#### What is expected:
For every line in the records that has the word "sigma", make a copy.

• • • • •

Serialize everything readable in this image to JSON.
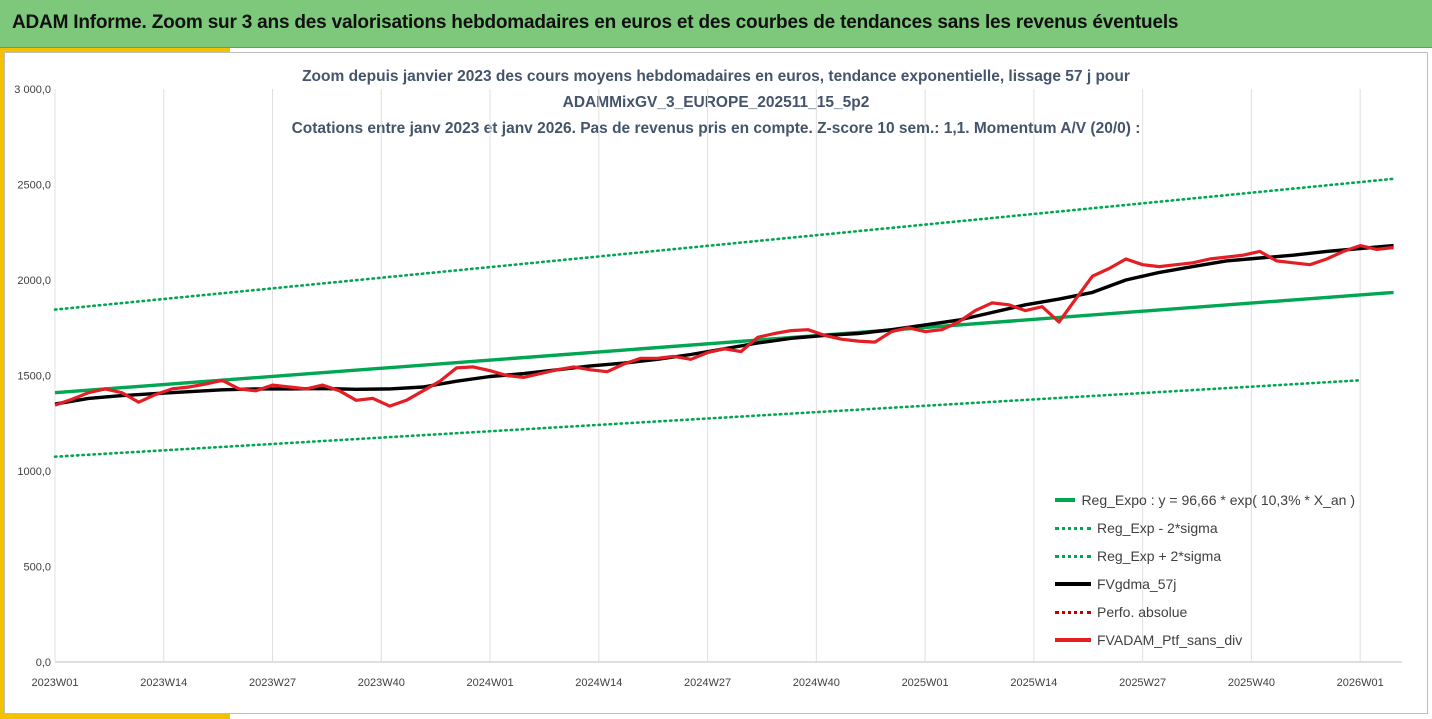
{
  "header": {
    "title": "ADAM Informe. Zoom sur 3 ans des valorisations hebdomadaires en euros et des courbes de tendances sans les revenus éventuels"
  },
  "colors": {
    "banner": "#7dc87a",
    "accent": "#f2c200",
    "trend": "#00a651",
    "smooth": "#000000",
    "portfolio": "#e31e24",
    "perfo": "#c00000"
  },
  "chart_data": {
    "type": "line",
    "title_lines": [
      "Zoom depuis janvier 2023 des cours moyens hebdomadaires  en euros, tendance exponentielle, lissage 57 j pour",
      "ADAMMixGV_3_EUROPE_202511_15_5p2",
      "Cotations  entre janv 2023 et janv 2026. Pas de revenus pris en compte. Z-score 10 sem.: 1,1. Momentum A/V (20/0) :"
    ],
    "xlabel": "",
    "ylabel": "",
    "ylim": [
      0,
      3000
    ],
    "y_ticks": [
      "0,0",
      "500,0",
      "1000,0",
      "1500,0",
      "2000,0",
      "2500,0",
      "3 000,0"
    ],
    "x_ticks": [
      "2023W01",
      "2023W14",
      "2023W27",
      "2023W40",
      "2024W01",
      "2024W14",
      "2024W27",
      "2024W40",
      "2025W01",
      "2025W14",
      "2025W27",
      "2025W40",
      "2026W01"
    ],
    "x_range_weeks": [
      0,
      161
    ],
    "grid": "vertical",
    "legend_position": "bottom-right",
    "series": [
      {
        "name": "Reg_Expo : y = 96,66 * exp( 10,3% *  X_an )",
        "style": "solid-thick",
        "color": "#00a651",
        "x": [
          0,
          160
        ],
        "y": [
          1410,
          1935
        ]
      },
      {
        "name": "Reg_Exp - 2*sigma",
        "style": "dotted",
        "color": "#00a651",
        "x": [
          0,
          156
        ],
        "y": [
          1075,
          1475
        ]
      },
      {
        "name": "Reg_Exp + 2*sigma",
        "style": "dotted",
        "color": "#00a651",
        "x": [
          0,
          160
        ],
        "y": [
          1845,
          2530
        ]
      },
      {
        "name": "FVgdma_57j",
        "style": "solid-thick",
        "color": "#000000",
        "x": [
          0,
          4,
          8,
          12,
          16,
          20,
          24,
          28,
          32,
          36,
          40,
          44,
          48,
          52,
          56,
          60,
          64,
          68,
          72,
          76,
          80,
          84,
          88,
          92,
          96,
          100,
          104,
          108,
          112,
          116,
          120,
          124,
          128,
          132,
          136,
          140,
          144,
          148,
          152,
          156,
          160
        ],
        "y": [
          1350,
          1380,
          1395,
          1405,
          1415,
          1425,
          1430,
          1430,
          1432,
          1428,
          1430,
          1440,
          1470,
          1495,
          1510,
          1530,
          1550,
          1565,
          1585,
          1610,
          1640,
          1670,
          1695,
          1710,
          1720,
          1740,
          1765,
          1790,
          1830,
          1870,
          1900,
          1935,
          2000,
          2040,
          2070,
          2100,
          2115,
          2130,
          2150,
          2165,
          2180
        ]
      },
      {
        "name": "Perfo. absolue",
        "style": "dotted",
        "color": "#c00000",
        "x": [],
        "y": []
      },
      {
        "name": "FVADAM_Ptf_sans_div",
        "style": "solid-thick",
        "color": "#e31e24",
        "x": [
          0,
          2,
          4,
          6,
          8,
          10,
          12,
          14,
          16,
          18,
          20,
          22,
          24,
          26,
          28,
          30,
          32,
          34,
          36,
          38,
          40,
          42,
          44,
          46,
          48,
          50,
          52,
          54,
          56,
          58,
          60,
          62,
          64,
          66,
          68,
          70,
          72,
          74,
          76,
          78,
          80,
          82,
          84,
          86,
          88,
          90,
          92,
          94,
          96,
          98,
          100,
          102,
          104,
          106,
          108,
          110,
          112,
          114,
          116,
          118,
          120,
          122,
          124,
          126,
          128,
          130,
          132,
          134,
          136,
          138,
          140,
          142,
          144,
          146,
          148,
          150,
          152,
          154,
          156,
          158,
          160
        ],
        "y": [
          1345,
          1375,
          1410,
          1430,
          1410,
          1360,
          1400,
          1430,
          1440,
          1455,
          1475,
          1430,
          1420,
          1450,
          1440,
          1430,
          1450,
          1420,
          1370,
          1380,
          1340,
          1370,
          1420,
          1470,
          1540,
          1545,
          1525,
          1500,
          1490,
          1510,
          1530,
          1545,
          1530,
          1520,
          1560,
          1590,
          1590,
          1600,
          1585,
          1620,
          1640,
          1625,
          1700,
          1720,
          1735,
          1740,
          1710,
          1690,
          1680,
          1675,
          1730,
          1750,
          1730,
          1740,
          1780,
          1840,
          1880,
          1870,
          1840,
          1860,
          1780,
          1900,
          2020,
          2060,
          2110,
          2080,
          2070,
          2080,
          2090,
          2110,
          2120,
          2130,
          2150,
          2100,
          2090,
          2080,
          2110,
          2150,
          2180,
          2160,
          2170
        ]
      }
    ]
  }
}
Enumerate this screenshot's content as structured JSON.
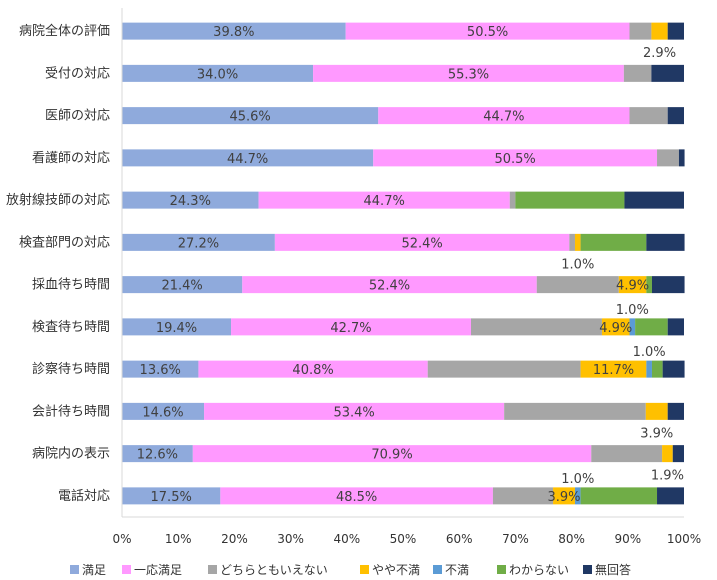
{
  "chart_data": {
    "type": "bar",
    "orientation": "horizontal",
    "stacked": "percent",
    "categories": [
      "病院全体の評価",
      "受付の対応",
      "医師の対応",
      "看護師の対応",
      "放射線技師の対応",
      "検査部門の対応",
      "採血待ち時間",
      "検査待ち時間",
      "診察待ち時間",
      "会計待ち時間",
      "病院内の表示",
      "電話対応"
    ],
    "series": [
      {
        "name": "満足",
        "color": "#8faadc",
        "values": [
          39.8,
          34.0,
          45.6,
          44.7,
          24.3,
          27.2,
          21.4,
          19.4,
          13.6,
          14.6,
          12.6,
          17.5
        ]
      },
      {
        "name": "一応満足",
        "color": "#ff99ff",
        "values": [
          50.5,
          55.3,
          44.7,
          50.5,
          44.7,
          52.4,
          52.4,
          42.7,
          40.8,
          53.4,
          70.9,
          48.5
        ]
      },
      {
        "name": "どちらともいえない",
        "color": "#a6a6a6",
        "values": [
          3.9,
          4.9,
          6.8,
          3.9,
          1.0,
          1.0,
          14.6,
          23.3,
          27.2,
          25.2,
          12.6,
          10.7
        ]
      },
      {
        "name": "やや不満",
        "color": "#ffc000",
        "values": [
          2.9,
          0.0,
          0.0,
          0.0,
          0.0,
          1.0,
          4.9,
          4.9,
          11.7,
          3.9,
          1.9,
          3.9
        ]
      },
      {
        "name": "不満",
        "color": "#5b9bd5",
        "values": [
          0.0,
          0.0,
          0.0,
          0.0,
          0.0,
          0.0,
          0.0,
          1.0,
          1.0,
          0.0,
          0.0,
          1.0
        ]
      },
      {
        "name": "わからない",
        "color": "#70ad47",
        "values": [
          0.0,
          0.0,
          0.0,
          0.0,
          19.4,
          11.7,
          1.0,
          5.8,
          1.9,
          0.0,
          0.0,
          13.6
        ]
      },
      {
        "name": "無回答",
        "color": "#203864",
        "values": [
          2.9,
          5.8,
          2.9,
          1.0,
          10.6,
          6.8,
          5.8,
          2.9,
          3.9,
          2.9,
          2.0,
          4.8
        ]
      }
    ],
    "data_labels": [
      {
        "category": 0,
        "series": 0,
        "text": "39.8%",
        "position": "center"
      },
      {
        "category": 0,
        "series": 1,
        "text": "50.5%",
        "position": "center"
      },
      {
        "category": 0,
        "series": 3,
        "text": "2.9%",
        "position": "below"
      },
      {
        "category": 1,
        "series": 0,
        "text": "34.0%",
        "position": "center"
      },
      {
        "category": 1,
        "series": 1,
        "text": "55.3%",
        "position": "center"
      },
      {
        "category": 2,
        "series": 0,
        "text": "45.6%",
        "position": "center"
      },
      {
        "category": 2,
        "series": 1,
        "text": "44.7%",
        "position": "center"
      },
      {
        "category": 3,
        "series": 0,
        "text": "44.7%",
        "position": "center"
      },
      {
        "category": 3,
        "series": 1,
        "text": "50.5%",
        "position": "center"
      },
      {
        "category": 4,
        "series": 0,
        "text": "24.3%",
        "position": "center"
      },
      {
        "category": 4,
        "series": 1,
        "text": "44.7%",
        "position": "center"
      },
      {
        "category": 5,
        "series": 0,
        "text": "27.2%",
        "position": "center"
      },
      {
        "category": 5,
        "series": 1,
        "text": "52.4%",
        "position": "center"
      },
      {
        "category": 5,
        "series": 3,
        "text": "1.0%",
        "position": "below"
      },
      {
        "category": 6,
        "series": 0,
        "text": "21.4%",
        "position": "center"
      },
      {
        "category": 6,
        "series": 1,
        "text": "52.4%",
        "position": "center"
      },
      {
        "category": 6,
        "series": 3,
        "text": "4.9%",
        "position": "center"
      },
      {
        "category": 7,
        "series": 0,
        "text": "19.4%",
        "position": "center"
      },
      {
        "category": 7,
        "series": 1,
        "text": "42.7%",
        "position": "center"
      },
      {
        "category": 7,
        "series": 3,
        "text": "4.9%",
        "position": "center"
      },
      {
        "category": 7,
        "series": 4,
        "text": "1.0%",
        "position": "above"
      },
      {
        "category": 8,
        "series": 0,
        "text": "13.6%",
        "position": "center"
      },
      {
        "category": 8,
        "series": 1,
        "text": "40.8%",
        "position": "center"
      },
      {
        "category": 8,
        "series": 3,
        "text": "11.7%",
        "position": "center"
      },
      {
        "category": 8,
        "series": 4,
        "text": "1.0%",
        "position": "above"
      },
      {
        "category": 9,
        "series": 0,
        "text": "14.6%",
        "position": "center"
      },
      {
        "category": 9,
        "series": 1,
        "text": "53.4%",
        "position": "center"
      },
      {
        "category": 9,
        "series": 3,
        "text": "3.9%",
        "position": "below"
      },
      {
        "category": 10,
        "series": 0,
        "text": "12.6%",
        "position": "center"
      },
      {
        "category": 10,
        "series": 1,
        "text": "70.9%",
        "position": "center"
      },
      {
        "category": 10,
        "series": 3,
        "text": "1.9%",
        "position": "below"
      },
      {
        "category": 11,
        "series": 0,
        "text": "17.5%",
        "position": "center"
      },
      {
        "category": 11,
        "series": 1,
        "text": "48.5%",
        "position": "center"
      },
      {
        "category": 11,
        "series": 3,
        "text": "3.9%",
        "position": "center"
      },
      {
        "category": 11,
        "series": 4,
        "text": "1.0%",
        "position": "above"
      }
    ],
    "x_ticks": [
      "0%",
      "10%",
      "20%",
      "30%",
      "40%",
      "50%",
      "60%",
      "70%",
      "80%",
      "90%",
      "100%"
    ],
    "xlim": [
      0,
      100
    ],
    "grid": false,
    "legend_position": "bottom",
    "title": "",
    "xlabel": "",
    "ylabel": ""
  }
}
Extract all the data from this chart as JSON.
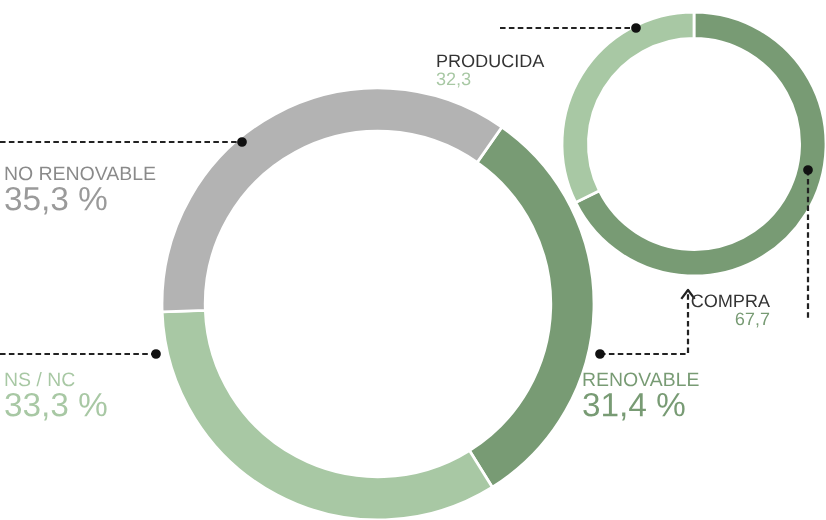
{
  "chart_data": [
    {
      "type": "donut",
      "categories": [
        "RENOVABLE",
        "NS / NC",
        "NO RENOVABLE"
      ],
      "values": [
        31.4,
        33.3,
        35.3
      ],
      "colors": [
        "#789b74",
        "#a8c8a4",
        "#b3b3b3"
      ],
      "value_labels": [
        "31,4 %",
        "33,3 %",
        "35,3 %"
      ]
    },
    {
      "type": "donut",
      "categories": [
        "COMPRA",
        "PRODUCIDA"
      ],
      "values": [
        67.7,
        32.3
      ],
      "colors": [
        "#789b74",
        "#a8c8a4"
      ],
      "value_labels": [
        "67,7",
        "32,3"
      ]
    }
  ]
}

• • • • •

#### Solved problem:
        "name": "Reg_Exp - 2*sigma",
        "name": "Reg_Exp + 2*sigma",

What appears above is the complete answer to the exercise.